▶ **SHORT PROBLEM**
Scan the lines below for the word "three". Copy each line you find it in.

▶ **ENTRIES SHOWN**
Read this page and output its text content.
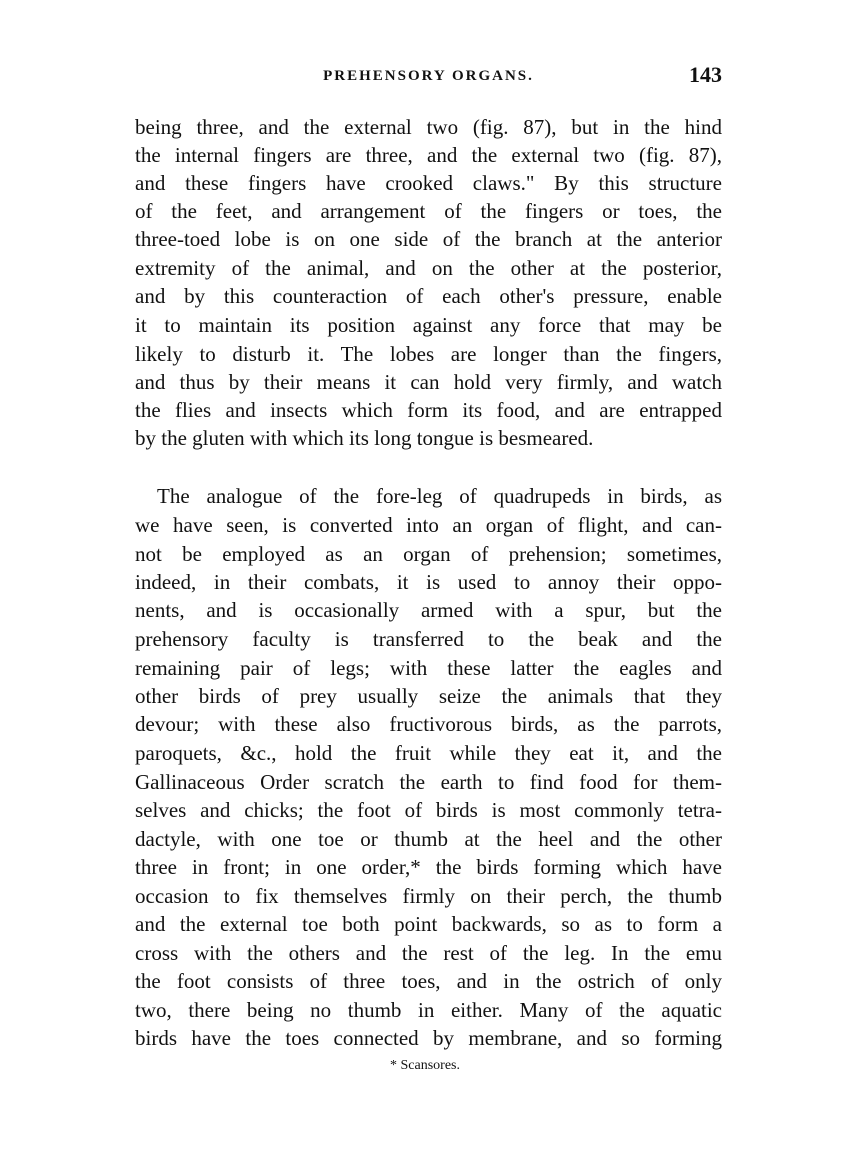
PREHENSORY ORGANS.	143
being three, and the external two (fig. 87), but in the hind
the internal fingers are three, and the external two (fig. 87),
and these fingers have crooked claws." By this structure
of the feet, and arrangement of the fingers or toes, the
three-toed lobe is on one side of the branch at the anterior
extremity of the animal, and on the other at the posterior,
and by this counteraction of each other's pressure, enable
it to maintain its position against any force that may be
likely to disturb it. The lobes are longer than the fingers,
and thus by their means it can hold very firmly, and watch
the flies and insects which form its food, and are entrapped
by the gluten with which its long tongue is besmeared.
The analogue of the fore-leg of quadrupeds in birds, as
we have seen, is converted into an organ of flight, and can-
not be employed as an organ of prehension; sometimes,
indeed, in their combats, it is used to annoy their oppo-
nents, and is occasionally armed with a spur, but the
prehensory faculty is transferred to the beak and the
remaining pair of legs; with these latter the eagles and
other birds of prey usually seize the animals that they
devour; with these also fructivorous birds, as the parrots,
paroquets, &c., hold the fruit while they eat it, and the
Gallinaceous Order scratch the earth to find food for them-
selves and chicks; the foot of birds is most commonly tetra-
dactyle, with one toe or thumb at the heel and the other
three in front; in one order,* the birds forming which have
occasion to fix themselves firmly on their perch, the thumb
and the external toe both point backwards, so as to form a
cross with the others and the rest of the leg. In the emu
the foot consists of three toes, and in the ostrich of only
two, there being no thumb in either. Many of the aquatic
birds have the toes connected by membrane, and so forming
* Scansores.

▶ **OUTPUT**
being three, and the external two (fig. 87), but in the hind
the internal fingers are three, and the external two (fig. 87),
three-toed lobe is on one side of the branch at the anterior
three in front; in one order,* the birds forming which have
the foot consists of three toes, and in the ostrich of only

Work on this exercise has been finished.